* Extracted records:
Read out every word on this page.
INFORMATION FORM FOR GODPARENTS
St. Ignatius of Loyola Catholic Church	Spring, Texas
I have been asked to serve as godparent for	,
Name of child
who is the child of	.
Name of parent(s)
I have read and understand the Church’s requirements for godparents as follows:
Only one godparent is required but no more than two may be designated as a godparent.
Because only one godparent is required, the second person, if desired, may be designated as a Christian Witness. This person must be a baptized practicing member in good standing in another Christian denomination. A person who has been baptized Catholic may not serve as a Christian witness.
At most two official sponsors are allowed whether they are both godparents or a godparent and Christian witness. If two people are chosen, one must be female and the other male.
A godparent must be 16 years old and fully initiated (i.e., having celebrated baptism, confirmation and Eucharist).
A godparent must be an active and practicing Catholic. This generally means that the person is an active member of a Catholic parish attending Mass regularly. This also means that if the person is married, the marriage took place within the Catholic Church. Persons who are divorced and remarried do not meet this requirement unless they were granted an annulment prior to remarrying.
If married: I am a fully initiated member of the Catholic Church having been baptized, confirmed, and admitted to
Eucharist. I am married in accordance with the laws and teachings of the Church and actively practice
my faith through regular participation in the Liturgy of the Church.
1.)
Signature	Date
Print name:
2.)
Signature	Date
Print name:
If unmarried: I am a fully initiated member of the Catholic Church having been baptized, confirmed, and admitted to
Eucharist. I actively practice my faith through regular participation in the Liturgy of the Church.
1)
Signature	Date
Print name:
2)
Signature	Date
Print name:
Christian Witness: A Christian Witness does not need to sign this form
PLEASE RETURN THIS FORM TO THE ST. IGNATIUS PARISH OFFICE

* Stated exercise:
Transcribe each record exactly. Leave nothing out.

* Output below:
Read out every word on this page.
INFORMATION FORM FOR GODPARENTS
St. Ignatius of Loyola Catholic Church	Spring, Texas
I have been asked to serve as godparent for	,
Name of child
who is the child of	.
Name of parent(s)
I have read and understand the Church’s requirements for godparents as follows:
Only one godparent is required but no more than two may be designated as a godparent.
Because only one godparent is required, the second person, if desired, may be designated as a Christian Witness. This person must be a baptized practicing member in good standing in another Christian denomination. A person who has been baptized Catholic may not serve as a Christian witness.
At most two official sponsors are allowed whether they are both godparents or a godparent and Christian witness. If two people are chosen, one must be female and the other male.
A godparent must be 16 years old and fully initiated (i.e., having celebrated baptism, confirmation and Eucharist).
A godparent must be an active and practicing Catholic. This generally means that the person is an active member of a Catholic parish attending Mass regularly. This also means that if the person is married, the marriage took place within the Catholic Church. Persons who are divorced and remarried do not meet this requirement unless they were granted an annulment prior to remarrying.
If married: I am a fully initiated member of the Catholic Church having been baptized, confirmed, and admitted to
Eucharist. I am married in accordance with the laws and teachings of the Church and actively practice
my faith through regular participation in the Liturgy of the Church.
1.)
Signature	Date
Print name:
2.)
Signature	Date
Print name:
If unmarried: I am a fully initiated member of the Catholic Church having been baptized, confirmed, and admitted to
Eucharist. I actively practice my faith through regular participation in the Liturgy of the Church.
1)
Signature	Date
Print name:
2)
Signature	Date
Print name:
Christian Witness: A Christian Witness does not need to sign this form
PLEASE RETURN THIS FORM TO THE ST. IGNATIUS PARISH OFFICE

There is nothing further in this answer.